To be more precise, is there any policy change out there that is Big, Libertarian, Potentially Popular, and will Actually Deliver?

How about this: A populist movement to drastically reduce the price of housing by slashing the regulatory barriers to new construction? Uh oh, it still sounds like an egghead is talking. Real populism means sound bytes. My best shot so far: Free to Build.

Everyone from Paul Krugman to Ed Glaeser now highlights the fact that an array of regulations make housing needlessly expensive. A simple populist response: Gut the regulations so we can build more houses that are affordable for the average family. If a private party owns some land, let him develop it. If the government owns some land, let them sell it to the highest bidder, then use the proceeds to cut property taxes.

Simplistic? Sure. If it weren't simplistic, it wouldn't be populism, and wouldn't have a chance of becoming popular. But of course that's only a necessary condition, not a sufficient one. The big question is: Could a majority embrace the cause of Free to Build?

________

▸ EXERCISE AIM
Carry on the passage about the "Free to Build" housing proposal, picking up right after its final question.

▸ INFORMATION PROVIDED
________

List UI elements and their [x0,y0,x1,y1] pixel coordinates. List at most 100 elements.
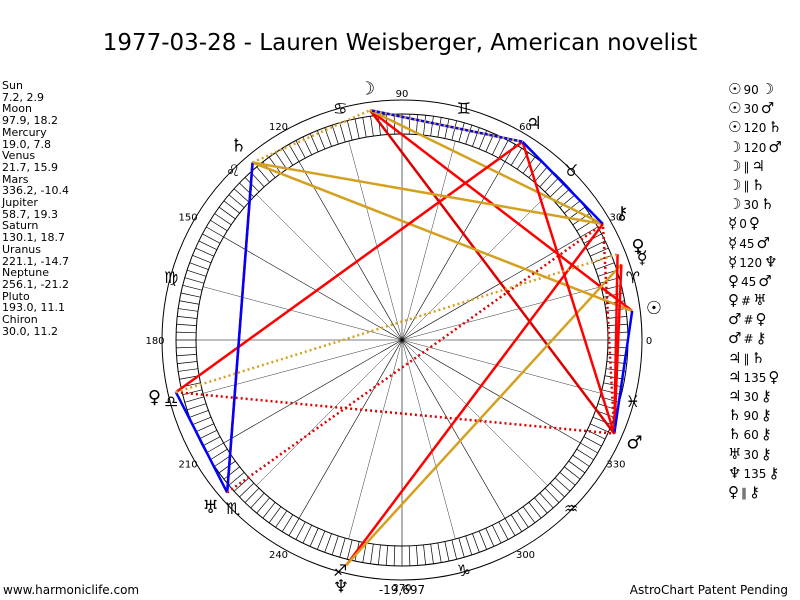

________

▸ ANSWER FOR THE TASK
Economists are likely to say No. Why? Because the median voter already owns a home, so he doesn't want housing to get any more affordable. But this objection rests on the discredited Self-Interested Voter Hypothesis. Empirically, objective self-interest is an almost useless predictor of political preferences. The value of my home has doubled since I bought it five years ago, and I'm the founding member of the Free to Build movement!

In reality, people generally favor policies because they think they are right, not because they help their bottom line. And there are lots of ways to convince people that Free to Build has right on its side. Here are some preliminary slogans:

"You shouldn't have to be rich to buy a nice home."

"Think of our children! They deserve homes of their own too." (And if you remain convinced that voters are selfish, try "Do you want your kids to live with your until they're 40?!")

(For privately-owned land) "They own it, why can't they do something useful with it?"

(For publicly-owned land) "We own it, why can't we do something useful with it?"

Do I think Free to Build is going to happen? Probably not. But I still think it's the best hope for libertarian populism. And you shouldn't dismiss it just because my slogans aren't inspiring enough. That's not my forte. I bet my readers could do a lot better. Can you help me out?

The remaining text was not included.